#### GIVEN EXERCISE
Set down the material below word for word, excluding the pictures.

#### RECORDS FOR THE EXERCISE
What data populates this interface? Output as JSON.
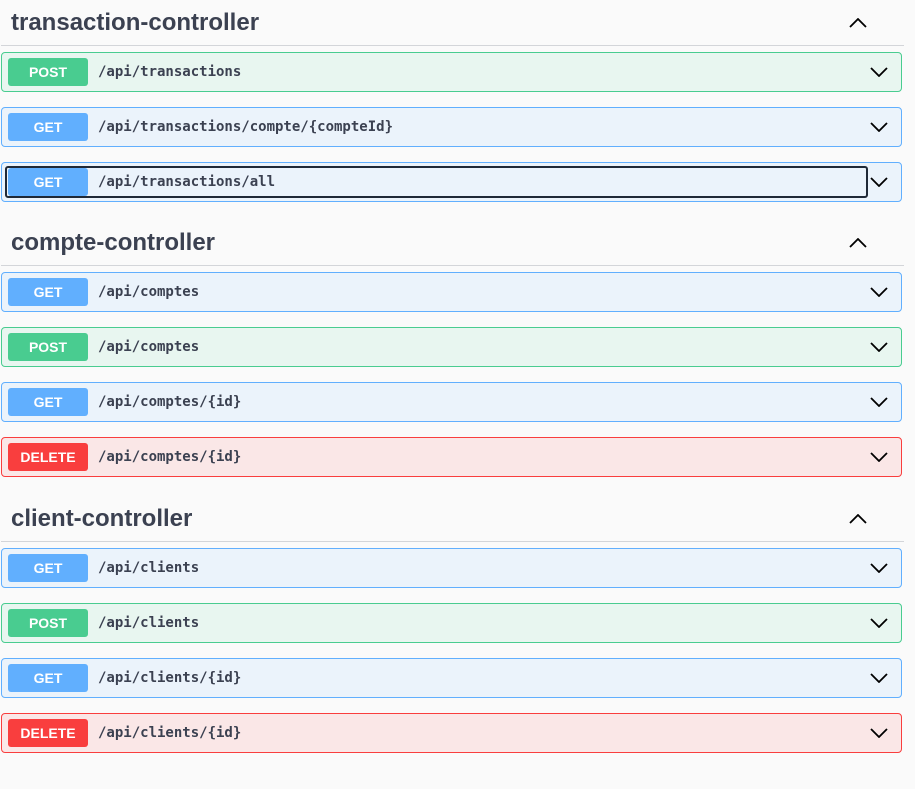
{
  "sections": [
    {
      "title": "transaction-controller",
      "operations": [
        {
          "method": "POST",
          "path": "/api/transactions"
        },
        {
          "method": "GET",
          "path": "/api/transactions/compte/{compteId}"
        },
        {
          "method": "GET",
          "path": "/api/transactions/all"
        }
      ]
    },
    {
      "title": "compte-controller",
      "operations": [
        {
          "method": "GET",
          "path": "/api/comptes"
        },
        {
          "method": "POST",
          "path": "/api/comptes"
        },
        {
          "method": "GET",
          "path": "/api/comptes/{id}"
        },
        {
          "method": "DELETE",
          "path": "/api/comptes/{id}"
        }
      ]
    },
    {
      "title": "client-controller",
      "operations": [
        {
          "method": "GET",
          "path": "/api/clients"
        },
        {
          "method": "POST",
          "path": "/api/clients"
        },
        {
          "method": "GET",
          "path": "/api/clients/{id}"
        },
        {
          "method": "DELETE",
          "path": "/api/clients/{id}"
        }
      ]
    }
  ],
  "colors": {
    "post": "#49cc90",
    "get": "#61affe",
    "delete": "#f93e3e"
  },
  "icons": {
    "collapse": "chevron-up-icon",
    "expand": "chevron-down-icon"
  }
}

#### CORRECT RESULT
What data populates this interface? Output as JSON.
{
  "sections": [
    {
      "title": "transaction-controller",
      "operations": [
        {
          "method": "POST",
          "path": "/api/transactions"
        },
        {
          "method": "GET",
          "path": "/api/transactions/compte/{compteId}"
        },
        {
          "method": "GET",
          "path": "/api/transactions/all"
        }
      ]
    },
    {
      "title": "compte-controller",
      "operations": [
        {
          "method": "GET",
          "path": "/api/comptes"
        },
        {
          "method": "POST",
          "path": "/api/comptes"
        },
        {
          "method": "GET",
          "path": "/api/comptes/{id}"
        },
        {
          "method": "DELETE",
          "path": "/api/comptes/{id}"
        }
      ]
    },
    {
      "title": "client-controller",
      "operations": [
        {
          "method": "GET",
          "path": "/api/clients"
        },
        {
          "method": "POST",
          "path": "/api/clients"
        },
        {
          "method": "GET",
          "path": "/api/clients/{id}"
        },
        {
          "method": "DELETE",
          "path": "/api/clients/{id}"
        }
      ]
    }
  ],
  "colors": {
    "post": "#49cc90",
    "get": "#61affe",
    "delete": "#f93e3e"
  },
  "icons": {
    "collapse": "chevron-up-icon",
    "expand": "chevron-down-icon"
  }
}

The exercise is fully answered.